◆ What to produce: Repeat the records below exactly.

◆ Task material:
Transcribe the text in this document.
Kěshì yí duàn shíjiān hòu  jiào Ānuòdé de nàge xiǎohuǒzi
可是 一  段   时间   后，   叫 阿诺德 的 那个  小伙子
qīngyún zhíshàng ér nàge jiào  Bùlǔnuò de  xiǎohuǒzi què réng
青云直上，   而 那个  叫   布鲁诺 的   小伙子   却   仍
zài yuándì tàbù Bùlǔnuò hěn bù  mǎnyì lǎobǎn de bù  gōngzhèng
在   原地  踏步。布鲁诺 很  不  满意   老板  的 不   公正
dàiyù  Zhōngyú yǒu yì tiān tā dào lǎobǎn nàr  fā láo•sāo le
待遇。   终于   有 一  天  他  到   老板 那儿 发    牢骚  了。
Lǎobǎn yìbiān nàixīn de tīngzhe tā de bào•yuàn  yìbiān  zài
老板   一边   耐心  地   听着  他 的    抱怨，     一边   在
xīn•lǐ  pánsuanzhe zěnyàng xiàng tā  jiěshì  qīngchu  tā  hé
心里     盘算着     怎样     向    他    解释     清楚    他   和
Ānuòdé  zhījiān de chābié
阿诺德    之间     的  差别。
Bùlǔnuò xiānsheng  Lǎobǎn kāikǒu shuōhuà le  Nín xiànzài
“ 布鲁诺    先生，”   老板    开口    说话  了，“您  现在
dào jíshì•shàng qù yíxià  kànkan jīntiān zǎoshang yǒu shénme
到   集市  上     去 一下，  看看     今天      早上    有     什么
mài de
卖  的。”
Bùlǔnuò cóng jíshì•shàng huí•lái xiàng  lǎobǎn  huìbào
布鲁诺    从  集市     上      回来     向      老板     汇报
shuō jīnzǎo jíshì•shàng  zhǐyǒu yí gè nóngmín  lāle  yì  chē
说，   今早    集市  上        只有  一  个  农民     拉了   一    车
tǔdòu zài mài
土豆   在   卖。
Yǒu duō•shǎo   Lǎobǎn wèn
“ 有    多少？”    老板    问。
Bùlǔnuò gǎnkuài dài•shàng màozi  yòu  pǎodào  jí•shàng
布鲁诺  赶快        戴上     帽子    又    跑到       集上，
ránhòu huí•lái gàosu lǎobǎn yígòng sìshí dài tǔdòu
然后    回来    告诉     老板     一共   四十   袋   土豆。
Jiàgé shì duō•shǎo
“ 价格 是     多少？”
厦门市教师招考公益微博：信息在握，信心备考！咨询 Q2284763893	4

◆ Task answer:
Transcribe the text in this document.
Kěshì yí duàn shíjiān hòu  jiào Ānuòdé de nàge xiǎohuǒzi
可是 一  段   时间   后，   叫 阿诺德 的 那个  小伙子
qīngyún zhíshàng ér nàge jiào  Bùlǔnuò de  xiǎohuǒzi què réng
青云直上，   而 那个  叫   布鲁诺 的   小伙子   却   仍
zài yuándì tàbù Bùlǔnuò hěn bù  mǎnyì lǎobǎn de bù  gōngzhèng
在   原地  踏步。布鲁诺 很  不  满意   老板  的 不   公正
dàiyù  Zhōngyú yǒu yì tiān tā dào lǎobǎn nàr  fā láo•sāo le
待遇。   终于   有 一  天  他  到   老板 那儿 发    牢骚  了。
Lǎobǎn yìbiān nàixīn de tīngzhe tā de bào•yuàn  yìbiān  zài
老板   一边   耐心  地   听着  他 的    抱怨，     一边   在
xīn•lǐ  pánsuanzhe zěnyàng xiàng tā  jiěshì  qīngchu  tā  hé
心里     盘算着     怎样     向    他    解释     清楚    他   和
Ānuòdé  zhījiān de chābié
阿诺德    之间     的  差别。
Bùlǔnuò xiānsheng  Lǎobǎn kāikǒu shuōhuà le  Nín xiànzài
“ 布鲁诺    先生，”   老板    开口    说话  了，“您  现在
dào jíshì•shàng qù yíxià  kànkan jīntiān zǎoshang yǒu shénme
到   集市  上     去 一下，  看看     今天      早上    有     什么
mài de
卖  的。”
Bùlǔnuò cóng jíshì•shàng huí•lái xiàng  lǎobǎn  huìbào
布鲁诺    从  集市     上      回来     向      老板     汇报
shuō jīnzǎo jíshì•shàng  zhǐyǒu yí gè nóngmín  lāle  yì  chē
说，   今早    集市  上        只有  一  个  农民     拉了   一    车
tǔdòu zài mài
土豆   在   卖。
Yǒu duō•shǎo   Lǎobǎn wèn
“ 有    多少？”    老板    问。
Bùlǔnuò gǎnkuài dài•shàng màozi  yòu  pǎodào  jí•shàng
布鲁诺  赶快        戴上     帽子    又    跑到       集上，
ránhòu huí•lái gàosu lǎobǎn yígòng sìshí dài tǔdòu
然后    回来    告诉     老板     一共   四十   袋   土豆。
Jiàgé shì duō•shǎo
“ 价格 是     多少？”
厦门市教师招考公益微博：信息在握，信心备考！咨询 Q2284763893	4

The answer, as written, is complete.